To be done ▸
Every line below is to be copied exactly, with the pictures left out.
+ + + + + + +
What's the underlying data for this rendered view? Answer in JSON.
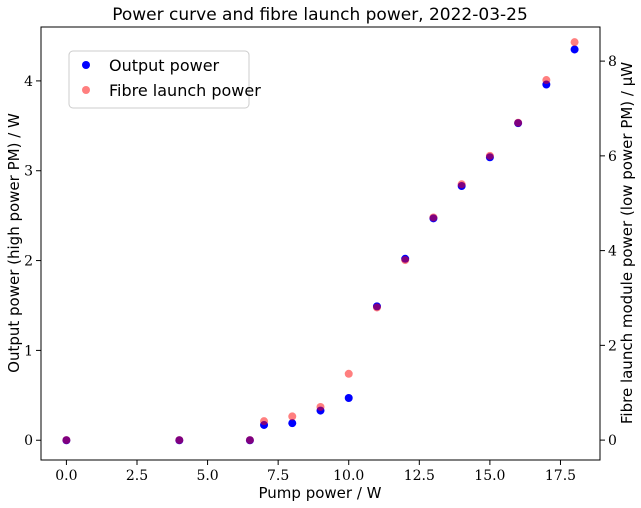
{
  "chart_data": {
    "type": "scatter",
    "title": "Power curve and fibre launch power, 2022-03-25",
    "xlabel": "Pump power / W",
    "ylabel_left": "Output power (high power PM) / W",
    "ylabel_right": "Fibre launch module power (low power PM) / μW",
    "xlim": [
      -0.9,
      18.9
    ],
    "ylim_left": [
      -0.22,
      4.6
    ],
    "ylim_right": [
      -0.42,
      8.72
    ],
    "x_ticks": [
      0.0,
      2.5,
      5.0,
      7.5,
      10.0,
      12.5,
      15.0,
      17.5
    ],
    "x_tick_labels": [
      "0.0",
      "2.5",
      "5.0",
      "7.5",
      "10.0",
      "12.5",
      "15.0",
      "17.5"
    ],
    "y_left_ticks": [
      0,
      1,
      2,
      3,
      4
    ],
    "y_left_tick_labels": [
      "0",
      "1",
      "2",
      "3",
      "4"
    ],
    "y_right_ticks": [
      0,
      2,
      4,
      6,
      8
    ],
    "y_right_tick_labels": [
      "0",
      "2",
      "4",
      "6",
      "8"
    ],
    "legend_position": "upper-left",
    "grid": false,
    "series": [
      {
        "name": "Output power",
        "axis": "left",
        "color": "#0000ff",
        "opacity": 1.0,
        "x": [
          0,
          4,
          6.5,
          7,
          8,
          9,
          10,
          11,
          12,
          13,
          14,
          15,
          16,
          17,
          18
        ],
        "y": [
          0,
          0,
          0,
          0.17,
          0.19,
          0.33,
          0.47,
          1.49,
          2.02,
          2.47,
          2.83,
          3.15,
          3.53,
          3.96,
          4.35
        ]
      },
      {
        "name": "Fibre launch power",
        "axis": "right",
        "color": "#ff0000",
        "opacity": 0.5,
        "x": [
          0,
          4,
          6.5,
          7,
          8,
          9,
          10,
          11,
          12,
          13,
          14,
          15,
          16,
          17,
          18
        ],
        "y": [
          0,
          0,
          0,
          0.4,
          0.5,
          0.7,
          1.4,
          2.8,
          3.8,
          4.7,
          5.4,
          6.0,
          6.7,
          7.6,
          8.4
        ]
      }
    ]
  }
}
+ + + + + + +
Output ▸
What's the underlying data for this rendered view? Answer in JSON.
{
  "chart_data": {
    "type": "scatter",
    "title": "Power curve and fibre launch power, 2022-03-25",
    "xlabel": "Pump power / W",
    "ylabel_left": "Output power (high power PM) / W",
    "ylabel_right": "Fibre launch module power (low power PM) / μW",
    "xlim": [
      -0.9,
      18.9
    ],
    "ylim_left": [
      -0.22,
      4.6
    ],
    "ylim_right": [
      -0.42,
      8.72
    ],
    "x_ticks": [
      0.0,
      2.5,
      5.0,
      7.5,
      10.0,
      12.5,
      15.0,
      17.5
    ],
    "x_tick_labels": [
      "0.0",
      "2.5",
      "5.0",
      "7.5",
      "10.0",
      "12.5",
      "15.0",
      "17.5"
    ],
    "y_left_ticks": [
      0,
      1,
      2,
      3,
      4
    ],
    "y_left_tick_labels": [
      "0",
      "1",
      "2",
      "3",
      "4"
    ],
    "y_right_ticks": [
      0,
      2,
      4,
      6,
      8
    ],
    "y_right_tick_labels": [
      "0",
      "2",
      "4",
      "6",
      "8"
    ],
    "legend_position": "upper-left",
    "grid": false,
    "series": [
      {
        "name": "Output power",
        "axis": "left",
        "color": "#0000ff",
        "opacity": 1.0,
        "x": [
          0,
          4,
          6.5,
          7,
          8,
          9,
          10,
          11,
          12,
          13,
          14,
          15,
          16,
          17,
          18
        ],
        "y": [
          0,
          0,
          0,
          0.17,
          0.19,
          0.33,
          0.47,
          1.49,
          2.02,
          2.47,
          2.83,
          3.15,
          3.53,
          3.96,
          4.35
        ]
      },
      {
        "name": "Fibre launch power",
        "axis": "right",
        "color": "#ff0000",
        "opacity": 0.5,
        "x": [
          0,
          4,
          6.5,
          7,
          8,
          9,
          10,
          11,
          12,
          13,
          14,
          15,
          16,
          17,
          18
        ],
        "y": [
          0,
          0,
          0,
          0.4,
          0.5,
          0.7,
          1.4,
          2.8,
          3.8,
          4.7,
          5.4,
          6.0,
          6.7,
          7.6,
          8.4
        ]
      }
    ]
  }
}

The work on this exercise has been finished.